WHAT YOU ARE ASKED TO DO —
Copy out, exactly as written, only the line containing "Serialize everything readable" and the lines after it through the end of the records.

DATASET EXCERPTS —

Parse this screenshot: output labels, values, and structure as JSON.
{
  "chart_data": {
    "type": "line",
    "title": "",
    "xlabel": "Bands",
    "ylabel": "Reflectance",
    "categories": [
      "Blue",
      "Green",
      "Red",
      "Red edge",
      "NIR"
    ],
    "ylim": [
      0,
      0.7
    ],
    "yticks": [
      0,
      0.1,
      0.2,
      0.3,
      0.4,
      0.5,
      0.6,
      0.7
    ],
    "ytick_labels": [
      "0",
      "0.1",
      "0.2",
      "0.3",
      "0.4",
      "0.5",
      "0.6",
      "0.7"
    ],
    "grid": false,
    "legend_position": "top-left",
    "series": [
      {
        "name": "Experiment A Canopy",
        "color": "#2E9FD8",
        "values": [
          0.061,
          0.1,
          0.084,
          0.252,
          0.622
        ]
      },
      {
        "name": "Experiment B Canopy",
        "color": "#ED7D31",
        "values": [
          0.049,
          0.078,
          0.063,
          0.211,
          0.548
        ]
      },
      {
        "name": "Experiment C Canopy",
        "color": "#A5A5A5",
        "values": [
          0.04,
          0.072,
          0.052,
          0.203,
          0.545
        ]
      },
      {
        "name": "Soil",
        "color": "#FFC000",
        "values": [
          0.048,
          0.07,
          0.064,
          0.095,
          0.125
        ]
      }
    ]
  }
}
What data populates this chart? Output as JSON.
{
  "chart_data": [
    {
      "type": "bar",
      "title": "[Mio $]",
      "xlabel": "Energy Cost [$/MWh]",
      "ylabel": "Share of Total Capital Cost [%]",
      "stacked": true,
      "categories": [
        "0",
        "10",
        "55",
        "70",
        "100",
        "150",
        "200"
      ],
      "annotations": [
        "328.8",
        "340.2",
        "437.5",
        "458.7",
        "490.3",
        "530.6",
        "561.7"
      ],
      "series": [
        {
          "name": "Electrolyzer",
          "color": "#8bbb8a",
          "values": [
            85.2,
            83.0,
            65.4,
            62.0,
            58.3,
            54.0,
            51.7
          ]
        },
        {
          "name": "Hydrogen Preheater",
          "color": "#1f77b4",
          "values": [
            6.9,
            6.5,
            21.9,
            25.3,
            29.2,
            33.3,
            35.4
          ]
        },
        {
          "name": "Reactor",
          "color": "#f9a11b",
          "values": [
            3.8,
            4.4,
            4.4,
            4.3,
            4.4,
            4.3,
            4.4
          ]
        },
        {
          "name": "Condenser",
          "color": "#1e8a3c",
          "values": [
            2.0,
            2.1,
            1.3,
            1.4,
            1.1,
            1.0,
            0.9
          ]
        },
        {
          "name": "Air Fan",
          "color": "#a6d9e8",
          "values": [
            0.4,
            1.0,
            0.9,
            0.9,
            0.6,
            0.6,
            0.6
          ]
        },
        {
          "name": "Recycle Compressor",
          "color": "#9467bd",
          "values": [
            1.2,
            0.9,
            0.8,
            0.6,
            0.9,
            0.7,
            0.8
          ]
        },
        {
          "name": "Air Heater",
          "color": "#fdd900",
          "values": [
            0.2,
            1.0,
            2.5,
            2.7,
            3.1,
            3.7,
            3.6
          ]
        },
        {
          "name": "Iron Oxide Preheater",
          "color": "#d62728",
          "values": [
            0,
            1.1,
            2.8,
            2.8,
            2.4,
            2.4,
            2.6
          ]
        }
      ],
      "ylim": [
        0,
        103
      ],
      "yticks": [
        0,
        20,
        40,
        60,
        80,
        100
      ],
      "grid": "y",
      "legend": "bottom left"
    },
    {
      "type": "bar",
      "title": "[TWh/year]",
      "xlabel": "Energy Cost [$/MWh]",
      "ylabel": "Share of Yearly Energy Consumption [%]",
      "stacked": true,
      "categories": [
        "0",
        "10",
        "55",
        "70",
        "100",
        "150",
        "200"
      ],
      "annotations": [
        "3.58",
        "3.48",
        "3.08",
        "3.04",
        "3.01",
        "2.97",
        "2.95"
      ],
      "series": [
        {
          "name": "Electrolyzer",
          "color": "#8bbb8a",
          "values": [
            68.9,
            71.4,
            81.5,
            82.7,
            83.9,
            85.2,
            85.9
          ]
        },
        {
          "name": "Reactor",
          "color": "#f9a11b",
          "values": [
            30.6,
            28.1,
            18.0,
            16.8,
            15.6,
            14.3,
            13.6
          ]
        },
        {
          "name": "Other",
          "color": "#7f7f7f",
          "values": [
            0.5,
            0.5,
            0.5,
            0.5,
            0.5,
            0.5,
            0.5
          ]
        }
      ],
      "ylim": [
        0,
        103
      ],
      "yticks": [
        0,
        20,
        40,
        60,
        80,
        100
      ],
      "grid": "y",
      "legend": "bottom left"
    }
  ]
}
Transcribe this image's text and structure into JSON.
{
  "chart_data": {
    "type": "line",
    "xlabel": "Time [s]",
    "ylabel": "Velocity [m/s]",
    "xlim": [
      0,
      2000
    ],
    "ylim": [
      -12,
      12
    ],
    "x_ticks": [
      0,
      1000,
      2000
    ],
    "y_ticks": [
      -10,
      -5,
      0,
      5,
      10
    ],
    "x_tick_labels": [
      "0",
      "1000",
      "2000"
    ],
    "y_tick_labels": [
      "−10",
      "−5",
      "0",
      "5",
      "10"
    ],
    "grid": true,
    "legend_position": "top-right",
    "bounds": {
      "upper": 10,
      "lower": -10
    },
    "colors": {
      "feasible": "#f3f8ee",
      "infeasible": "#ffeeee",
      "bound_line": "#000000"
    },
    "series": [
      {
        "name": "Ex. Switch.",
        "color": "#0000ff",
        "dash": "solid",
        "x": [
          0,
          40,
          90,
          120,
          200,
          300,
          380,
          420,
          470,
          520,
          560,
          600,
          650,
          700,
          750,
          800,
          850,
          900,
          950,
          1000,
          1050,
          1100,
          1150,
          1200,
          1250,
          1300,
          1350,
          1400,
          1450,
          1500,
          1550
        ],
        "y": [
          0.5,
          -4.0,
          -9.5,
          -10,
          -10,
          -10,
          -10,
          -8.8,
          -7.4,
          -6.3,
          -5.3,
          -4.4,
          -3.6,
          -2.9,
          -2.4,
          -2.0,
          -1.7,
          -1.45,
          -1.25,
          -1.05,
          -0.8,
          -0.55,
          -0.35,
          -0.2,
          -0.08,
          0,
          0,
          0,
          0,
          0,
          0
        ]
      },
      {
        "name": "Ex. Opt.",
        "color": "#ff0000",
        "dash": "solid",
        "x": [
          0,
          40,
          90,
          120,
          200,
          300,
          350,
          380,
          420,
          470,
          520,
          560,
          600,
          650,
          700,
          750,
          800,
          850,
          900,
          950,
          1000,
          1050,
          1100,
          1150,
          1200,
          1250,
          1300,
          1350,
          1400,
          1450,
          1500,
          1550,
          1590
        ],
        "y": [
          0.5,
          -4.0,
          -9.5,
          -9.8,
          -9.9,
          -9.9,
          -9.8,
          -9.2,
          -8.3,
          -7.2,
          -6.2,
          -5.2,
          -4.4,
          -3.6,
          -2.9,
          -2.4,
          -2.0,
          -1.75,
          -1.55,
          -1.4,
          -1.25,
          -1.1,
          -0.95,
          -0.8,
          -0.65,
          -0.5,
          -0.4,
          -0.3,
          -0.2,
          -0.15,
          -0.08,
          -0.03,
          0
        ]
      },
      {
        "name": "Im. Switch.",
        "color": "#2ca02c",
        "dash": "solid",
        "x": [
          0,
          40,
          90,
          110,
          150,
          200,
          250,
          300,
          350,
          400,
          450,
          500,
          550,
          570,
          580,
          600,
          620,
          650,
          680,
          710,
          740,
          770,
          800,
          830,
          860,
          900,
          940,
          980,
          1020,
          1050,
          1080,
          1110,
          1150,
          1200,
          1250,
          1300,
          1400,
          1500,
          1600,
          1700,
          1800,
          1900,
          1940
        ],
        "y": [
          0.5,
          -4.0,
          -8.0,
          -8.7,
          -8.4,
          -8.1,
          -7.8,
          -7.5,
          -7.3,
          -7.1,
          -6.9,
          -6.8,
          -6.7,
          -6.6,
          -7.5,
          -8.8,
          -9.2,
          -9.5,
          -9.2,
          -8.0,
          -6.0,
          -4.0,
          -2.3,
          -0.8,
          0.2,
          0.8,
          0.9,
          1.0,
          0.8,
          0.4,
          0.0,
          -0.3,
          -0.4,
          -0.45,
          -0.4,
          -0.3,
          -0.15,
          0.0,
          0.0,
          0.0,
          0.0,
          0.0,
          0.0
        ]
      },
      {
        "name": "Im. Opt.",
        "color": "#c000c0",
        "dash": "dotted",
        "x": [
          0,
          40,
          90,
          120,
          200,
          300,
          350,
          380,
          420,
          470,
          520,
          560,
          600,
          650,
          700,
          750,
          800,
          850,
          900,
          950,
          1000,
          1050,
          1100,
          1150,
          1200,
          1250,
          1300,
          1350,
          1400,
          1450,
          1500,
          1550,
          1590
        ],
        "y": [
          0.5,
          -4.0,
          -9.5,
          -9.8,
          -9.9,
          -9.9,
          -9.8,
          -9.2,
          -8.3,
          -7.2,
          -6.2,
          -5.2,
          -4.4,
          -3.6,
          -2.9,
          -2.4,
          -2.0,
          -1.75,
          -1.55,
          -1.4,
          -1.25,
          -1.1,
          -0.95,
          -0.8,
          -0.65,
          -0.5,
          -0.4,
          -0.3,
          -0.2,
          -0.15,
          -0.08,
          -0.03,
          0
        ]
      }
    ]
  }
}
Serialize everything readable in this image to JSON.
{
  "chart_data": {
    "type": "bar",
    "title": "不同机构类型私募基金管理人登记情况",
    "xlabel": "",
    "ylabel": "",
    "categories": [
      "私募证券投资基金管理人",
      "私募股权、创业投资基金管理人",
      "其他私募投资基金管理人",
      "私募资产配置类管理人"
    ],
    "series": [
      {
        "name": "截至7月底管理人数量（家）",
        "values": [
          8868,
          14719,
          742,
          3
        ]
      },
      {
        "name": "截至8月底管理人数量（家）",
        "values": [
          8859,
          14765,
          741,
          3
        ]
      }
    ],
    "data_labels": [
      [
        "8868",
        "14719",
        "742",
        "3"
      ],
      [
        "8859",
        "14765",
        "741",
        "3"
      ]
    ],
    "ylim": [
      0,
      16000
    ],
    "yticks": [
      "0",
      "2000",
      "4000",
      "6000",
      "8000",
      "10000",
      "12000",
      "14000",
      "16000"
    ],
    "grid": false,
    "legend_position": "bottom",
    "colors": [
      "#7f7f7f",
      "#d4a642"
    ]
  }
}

CORRECT RESPONSE —
Serialize everything readable in this image to JSON.
{
  "chart_data": {
    "type": "bar",
    "title": "不同机构类型私募基金管理人登记情况",
    "xlabel": "",
    "ylabel": "",
    "categories": [
      "私募证券投资基金管理人",
      "私募股权、创业投资基金管理人",
      "其他私募投资基金管理人",
      "私募资产配置类管理人"
    ],
    "series": [
      {
        "name": "截至7月底管理人数量（家）",
        "values": [
          8868,
          14719,
          742,
          3
        ]
      },
      {
        "name": "截至8月底管理人数量（家）",
        "values": [
          8859,
          14765,
          741,
          3
        ]
      }
    ],
    "data_labels": [
      [
        "8868",
        "14719",
        "742",
        "3"
      ],
      [
        "8859",
        "14765",
        "741",
        "3"
      ]
    ],
    "ylim": [
      0,
      16000
    ],
    "yticks": [
      "0",
      "2000",
      "4000",
      "6000",
      "8000",
      "10000",
      "12000",
      "14000",
      "16000"
    ],
    "grid": false,
    "legend_position": "bottom",
    "colors": [
      "#7f7f7f",
      "#d4a642"
    ]
  }
}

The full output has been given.